[PROBLEM DESCRIPTION] For every line in the records that has the word "Trusted", make a copy.

[INPUT RECORDS]
——

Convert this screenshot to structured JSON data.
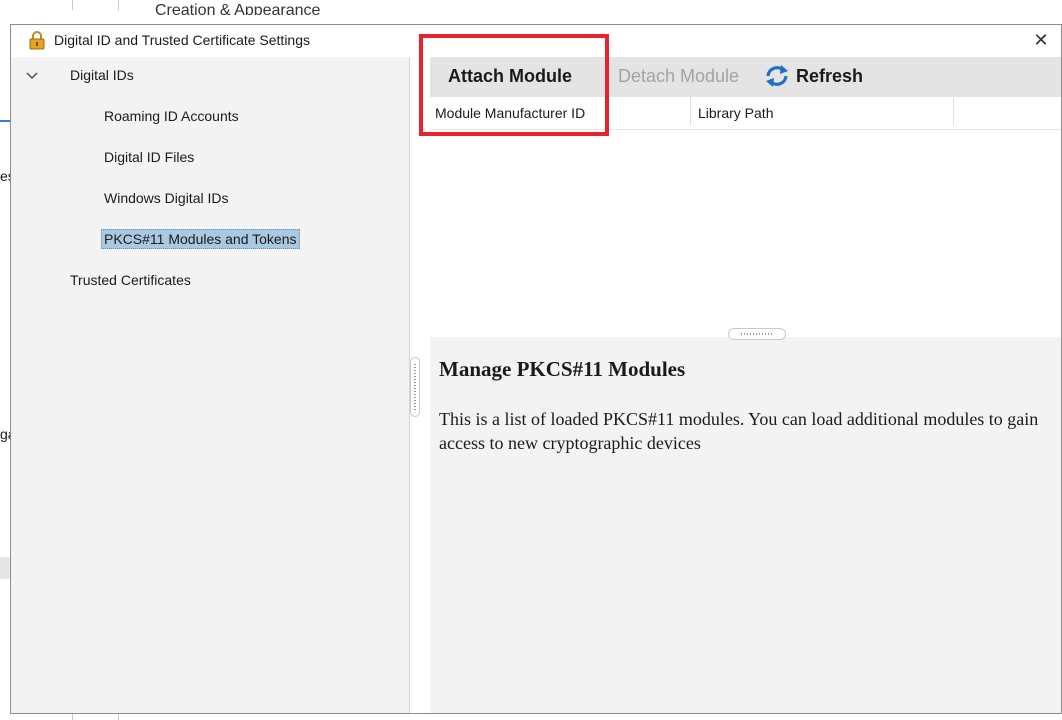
{
  "background": {
    "partial_title": "Creation & Appearance",
    "fragment_es": "es",
    "fragment_ga": "ga"
  },
  "dialog": {
    "title": "Digital ID and Trusted Certificate Settings",
    "close_symbol": "✕"
  },
  "tree": {
    "items": [
      {
        "label": "Digital IDs",
        "expanded": true
      },
      {
        "label": "Roaming ID Accounts"
      },
      {
        "label": "Digital ID Files"
      },
      {
        "label": "Windows Digital IDs"
      },
      {
        "label": "PKCS#11 Modules and Tokens",
        "selected": true
      },
      {
        "label": "Trusted Certificates"
      }
    ]
  },
  "toolbar": {
    "attach_label": "Attach Module",
    "detach_label": "Detach Module",
    "refresh_label": "Refresh"
  },
  "table": {
    "columns": [
      "Module Manufacturer ID",
      "Library Path"
    ]
  },
  "info": {
    "title": "Manage PKCS#11 Modules",
    "body": "This is a list of loaded PKCS#11 modules. You can load additional modules to gain access to new cryptographic devices"
  },
  "colors": {
    "highlight": "#e8232d",
    "selection": "#a9c8e2",
    "toolbar_bg": "#e4e4e4",
    "disabled_text": "#a3a3a3"
  }
}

——

[ANSWER TO THIS PROBLEM]
    "title": "Digital ID and Trusted Certificate Settings",
        "label": "Trusted Certificates"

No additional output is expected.